GIVEN RECORDS
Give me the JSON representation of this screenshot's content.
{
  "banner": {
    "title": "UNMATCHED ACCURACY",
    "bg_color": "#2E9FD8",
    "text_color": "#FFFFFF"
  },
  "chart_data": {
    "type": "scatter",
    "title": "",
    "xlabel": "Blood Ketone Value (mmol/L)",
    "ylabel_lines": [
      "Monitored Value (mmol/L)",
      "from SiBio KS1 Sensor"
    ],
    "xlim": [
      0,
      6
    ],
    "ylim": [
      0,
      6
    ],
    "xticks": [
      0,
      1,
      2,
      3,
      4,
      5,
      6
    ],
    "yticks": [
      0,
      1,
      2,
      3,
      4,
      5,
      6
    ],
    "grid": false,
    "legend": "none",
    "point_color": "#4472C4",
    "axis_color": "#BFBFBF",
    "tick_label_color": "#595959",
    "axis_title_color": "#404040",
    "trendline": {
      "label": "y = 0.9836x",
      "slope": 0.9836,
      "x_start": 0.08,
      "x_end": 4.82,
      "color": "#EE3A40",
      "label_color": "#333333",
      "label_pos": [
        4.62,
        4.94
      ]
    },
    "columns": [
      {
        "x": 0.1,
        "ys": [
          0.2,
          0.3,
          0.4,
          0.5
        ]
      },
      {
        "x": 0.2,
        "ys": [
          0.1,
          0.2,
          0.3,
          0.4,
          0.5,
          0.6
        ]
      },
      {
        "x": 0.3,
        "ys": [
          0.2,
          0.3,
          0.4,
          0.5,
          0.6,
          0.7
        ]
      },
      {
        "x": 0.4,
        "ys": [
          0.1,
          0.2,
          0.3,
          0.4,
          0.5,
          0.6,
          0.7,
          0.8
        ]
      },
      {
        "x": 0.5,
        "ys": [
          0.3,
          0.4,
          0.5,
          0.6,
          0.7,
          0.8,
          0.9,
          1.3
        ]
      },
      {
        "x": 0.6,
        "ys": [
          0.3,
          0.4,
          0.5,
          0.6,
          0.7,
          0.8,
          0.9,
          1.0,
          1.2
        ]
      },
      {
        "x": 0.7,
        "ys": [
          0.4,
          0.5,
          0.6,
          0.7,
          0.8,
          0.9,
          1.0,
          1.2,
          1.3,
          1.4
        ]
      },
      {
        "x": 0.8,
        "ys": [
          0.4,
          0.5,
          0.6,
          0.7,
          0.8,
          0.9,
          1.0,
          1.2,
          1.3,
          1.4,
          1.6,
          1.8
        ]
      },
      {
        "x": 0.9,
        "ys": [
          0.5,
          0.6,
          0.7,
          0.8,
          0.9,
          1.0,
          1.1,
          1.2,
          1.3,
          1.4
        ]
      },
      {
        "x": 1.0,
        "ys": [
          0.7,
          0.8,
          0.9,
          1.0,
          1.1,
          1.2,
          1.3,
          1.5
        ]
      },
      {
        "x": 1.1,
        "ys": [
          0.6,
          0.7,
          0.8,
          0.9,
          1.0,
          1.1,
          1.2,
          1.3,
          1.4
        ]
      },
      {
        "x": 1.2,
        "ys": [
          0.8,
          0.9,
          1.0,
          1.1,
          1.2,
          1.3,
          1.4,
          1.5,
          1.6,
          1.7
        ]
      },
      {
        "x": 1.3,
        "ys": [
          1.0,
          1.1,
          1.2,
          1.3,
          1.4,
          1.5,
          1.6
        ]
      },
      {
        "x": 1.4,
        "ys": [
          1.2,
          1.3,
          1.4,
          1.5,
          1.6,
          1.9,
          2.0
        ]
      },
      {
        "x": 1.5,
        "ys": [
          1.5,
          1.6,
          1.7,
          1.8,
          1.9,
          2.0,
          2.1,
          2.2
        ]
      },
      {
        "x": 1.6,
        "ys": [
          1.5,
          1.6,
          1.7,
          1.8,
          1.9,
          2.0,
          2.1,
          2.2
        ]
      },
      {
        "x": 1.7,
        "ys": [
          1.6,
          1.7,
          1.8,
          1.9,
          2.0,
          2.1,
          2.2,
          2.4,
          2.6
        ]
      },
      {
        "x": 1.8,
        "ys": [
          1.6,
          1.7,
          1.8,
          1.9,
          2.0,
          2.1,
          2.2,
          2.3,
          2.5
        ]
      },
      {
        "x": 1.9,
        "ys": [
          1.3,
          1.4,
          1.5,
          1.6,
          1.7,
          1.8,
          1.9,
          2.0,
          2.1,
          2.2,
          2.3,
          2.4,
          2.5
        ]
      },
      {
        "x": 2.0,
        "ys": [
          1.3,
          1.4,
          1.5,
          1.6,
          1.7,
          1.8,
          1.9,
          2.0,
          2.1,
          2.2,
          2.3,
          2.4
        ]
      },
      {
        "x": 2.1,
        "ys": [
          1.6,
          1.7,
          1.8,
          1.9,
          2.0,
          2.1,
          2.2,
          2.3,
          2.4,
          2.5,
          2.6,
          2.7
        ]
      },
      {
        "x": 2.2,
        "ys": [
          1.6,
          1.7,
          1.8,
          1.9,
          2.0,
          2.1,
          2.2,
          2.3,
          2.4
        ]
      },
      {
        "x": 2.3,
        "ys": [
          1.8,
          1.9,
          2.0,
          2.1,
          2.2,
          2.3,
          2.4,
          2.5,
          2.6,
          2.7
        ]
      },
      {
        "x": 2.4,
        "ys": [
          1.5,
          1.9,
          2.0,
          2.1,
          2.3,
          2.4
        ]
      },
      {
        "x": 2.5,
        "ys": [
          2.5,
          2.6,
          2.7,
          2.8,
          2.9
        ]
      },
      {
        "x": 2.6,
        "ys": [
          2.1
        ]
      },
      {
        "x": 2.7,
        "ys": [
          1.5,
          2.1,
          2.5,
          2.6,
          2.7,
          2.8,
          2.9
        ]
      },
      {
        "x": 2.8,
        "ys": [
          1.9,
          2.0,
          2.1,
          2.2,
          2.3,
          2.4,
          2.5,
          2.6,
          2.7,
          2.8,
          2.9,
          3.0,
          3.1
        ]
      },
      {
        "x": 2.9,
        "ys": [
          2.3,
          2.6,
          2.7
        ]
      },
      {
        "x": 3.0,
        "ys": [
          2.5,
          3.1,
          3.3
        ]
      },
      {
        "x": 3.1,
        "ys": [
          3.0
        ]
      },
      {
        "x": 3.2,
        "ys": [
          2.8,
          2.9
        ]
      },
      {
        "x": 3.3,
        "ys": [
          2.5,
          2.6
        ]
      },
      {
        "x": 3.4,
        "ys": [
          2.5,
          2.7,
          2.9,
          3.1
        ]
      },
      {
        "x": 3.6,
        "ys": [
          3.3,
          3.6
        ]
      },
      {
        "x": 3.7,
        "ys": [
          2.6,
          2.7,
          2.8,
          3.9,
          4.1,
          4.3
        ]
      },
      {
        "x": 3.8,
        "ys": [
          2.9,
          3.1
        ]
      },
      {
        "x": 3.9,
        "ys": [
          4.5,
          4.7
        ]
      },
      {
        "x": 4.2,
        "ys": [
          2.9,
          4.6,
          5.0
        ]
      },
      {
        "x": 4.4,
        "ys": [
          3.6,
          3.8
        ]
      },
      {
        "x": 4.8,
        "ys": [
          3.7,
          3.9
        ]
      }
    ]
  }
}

WHAT THE EXERCISE ASKS
Transcribe all of the entries without altering anything.

TASK OUTPUT
Give me the JSON representation of this screenshot's content.
{
  "banner": {
    "title": "UNMATCHED ACCURACY",
    "bg_color": "#2E9FD8",
    "text_color": "#FFFFFF"
  },
  "chart_data": {
    "type": "scatter",
    "title": "",
    "xlabel": "Blood Ketone Value (mmol/L)",
    "ylabel_lines": [
      "Monitored Value (mmol/L)",
      "from SiBio KS1 Sensor"
    ],
    "xlim": [
      0,
      6
    ],
    "ylim": [
      0,
      6
    ],
    "xticks": [
      0,
      1,
      2,
      3,
      4,
      5,
      6
    ],
    "yticks": [
      0,
      1,
      2,
      3,
      4,
      5,
      6
    ],
    "grid": false,
    "legend": "none",
    "point_color": "#4472C4",
    "axis_color": "#BFBFBF",
    "tick_label_color": "#595959",
    "axis_title_color": "#404040",
    "trendline": {
      "label": "y = 0.9836x",
      "slope": 0.9836,
      "x_start": 0.08,
      "x_end": 4.82,
      "color": "#EE3A40",
      "label_color": "#333333",
      "label_pos": [
        4.62,
        4.94
      ]
    },
    "columns": [
      {
        "x": 0.1,
        "ys": [
          0.2,
          0.3,
          0.4,
          0.5
        ]
      },
      {
        "x": 0.2,
        "ys": [
          0.1,
          0.2,
          0.3,
          0.4,
          0.5,
          0.6
        ]
      },
      {
        "x": 0.3,
        "ys": [
          0.2,
          0.3,
          0.4,
          0.5,
          0.6,
          0.7
        ]
      },
      {
        "x": 0.4,
        "ys": [
          0.1,
          0.2,
          0.3,
          0.4,
          0.5,
          0.6,
          0.7,
          0.8
        ]
      },
      {
        "x": 0.5,
        "ys": [
          0.3,
          0.4,
          0.5,
          0.6,
          0.7,
          0.8,
          0.9,
          1.3
        ]
      },
      {
        "x": 0.6,
        "ys": [
          0.3,
          0.4,
          0.5,
          0.6,
          0.7,
          0.8,
          0.9,
          1.0,
          1.2
        ]
      },
      {
        "x": 0.7,
        "ys": [
          0.4,
          0.5,
          0.6,
          0.7,
          0.8,
          0.9,
          1.0,
          1.2,
          1.3,
          1.4
        ]
      },
      {
        "x": 0.8,
        "ys": [
          0.4,
          0.5,
          0.6,
          0.7,
          0.8,
          0.9,
          1.0,
          1.2,
          1.3,
          1.4,
          1.6,
          1.8
        ]
      },
      {
        "x": 0.9,
        "ys": [
          0.5,
          0.6,
          0.7,
          0.8,
          0.9,
          1.0,
          1.1,
          1.2,
          1.3,
          1.4
        ]
      },
      {
        "x": 1.0,
        "ys": [
          0.7,
          0.8,
          0.9,
          1.0,
          1.1,
          1.2,
          1.3,
          1.5
        ]
      },
      {
        "x": 1.1,
        "ys": [
          0.6,
          0.7,
          0.8,
          0.9,
          1.0,
          1.1,
          1.2,
          1.3,
          1.4
        ]
      },
      {
        "x": 1.2,
        "ys": [
          0.8,
          0.9,
          1.0,
          1.1,
          1.2,
          1.3,
          1.4,
          1.5,
          1.6,
          1.7
        ]
      },
      {
        "x": 1.3,
        "ys": [
          1.0,
          1.1,
          1.2,
          1.3,
          1.4,
          1.5,
          1.6
        ]
      },
      {
        "x": 1.4,
        "ys": [
          1.2,
          1.3,
          1.4,
          1.5,
          1.6,
          1.9,
          2.0
        ]
      },
      {
        "x": 1.5,
        "ys": [
          1.5,
          1.6,
          1.7,
          1.8,
          1.9,
          2.0,
          2.1,
          2.2
        ]
      },
      {
        "x": 1.6,
        "ys": [
          1.5,
          1.6,
          1.7,
          1.8,
          1.9,
          2.0,
          2.1,
          2.2
        ]
      },
      {
        "x": 1.7,
        "ys": [
          1.6,
          1.7,
          1.8,
          1.9,
          2.0,
          2.1,
          2.2,
          2.4,
          2.6
        ]
      },
      {
        "x": 1.8,
        "ys": [
          1.6,
          1.7,
          1.8,
          1.9,
          2.0,
          2.1,
          2.2,
          2.3,
          2.5
        ]
      },
      {
        "x": 1.9,
        "ys": [
          1.3,
          1.4,
          1.5,
          1.6,
          1.7,
          1.8,
          1.9,
          2.0,
          2.1,
          2.2,
          2.3,
          2.4,
          2.5
        ]
      },
      {
        "x": 2.0,
        "ys": [
          1.3,
          1.4,
          1.5,
          1.6,
          1.7,
          1.8,
          1.9,
          2.0,
          2.1,
          2.2,
          2.3,
          2.4
        ]
      },
      {
        "x": 2.1,
        "ys": [
          1.6,
          1.7,
          1.8,
          1.9,
          2.0,
          2.1,
          2.2,
          2.3,
          2.4,
          2.5,
          2.6,
          2.7
        ]
      },
      {
        "x": 2.2,
        "ys": [
          1.6,
          1.7,
          1.8,
          1.9,
          2.0,
          2.1,
          2.2,
          2.3,
          2.4
        ]
      },
      {
        "x": 2.3,
        "ys": [
          1.8,
          1.9,
          2.0,
          2.1,
          2.2,
          2.3,
          2.4,
          2.5,
          2.6,
          2.7
        ]
      },
      {
        "x": 2.4,
        "ys": [
          1.5,
          1.9,
          2.0,
          2.1,
          2.3,
          2.4
        ]
      },
      {
        "x": 2.5,
        "ys": [
          2.5,
          2.6,
          2.7,
          2.8,
          2.9
        ]
      },
      {
        "x": 2.6,
        "ys": [
          2.1
        ]
      },
      {
        "x": 2.7,
        "ys": [
          1.5,
          2.1,
          2.5,
          2.6,
          2.7,
          2.8,
          2.9
        ]
      },
      {
        "x": 2.8,
        "ys": [
          1.9,
          2.0,
          2.1,
          2.2,
          2.3,
          2.4,
          2.5,
          2.6,
          2.7,
          2.8,
          2.9,
          3.0,
          3.1
        ]
      },
      {
        "x": 2.9,
        "ys": [
          2.3,
          2.6,
          2.7
        ]
      },
      {
        "x": 3.0,
        "ys": [
          2.5,
          3.1,
          3.3
        ]
      },
      {
        "x": 3.1,
        "ys": [
          3.0
        ]
      },
      {
        "x": 3.2,
        "ys": [
          2.8,
          2.9
        ]
      },
      {
        "x": 3.3,
        "ys": [
          2.5,
          2.6
        ]
      },
      {
        "x": 3.4,
        "ys": [
          2.5,
          2.7,
          2.9,
          3.1
        ]
      },
      {
        "x": 3.6,
        "ys": [
          3.3,
          3.6
        ]
      },
      {
        "x": 3.7,
        "ys": [
          2.6,
          2.7,
          2.8,
          3.9,
          4.1,
          4.3
        ]
      },
      {
        "x": 3.8,
        "ys": [
          2.9,
          3.1
        ]
      },
      {
        "x": 3.9,
        "ys": [
          4.5,
          4.7
        ]
      },
      {
        "x": 4.2,
        "ys": [
          2.9,
          4.6,
          5.0
        ]
      },
      {
        "x": 4.4,
        "ys": [
          3.6,
          3.8
        ]
      },
      {
        "x": 4.8,
        "ys": [
          3.7,
          3.9
        ]
      }
    ]
  }
}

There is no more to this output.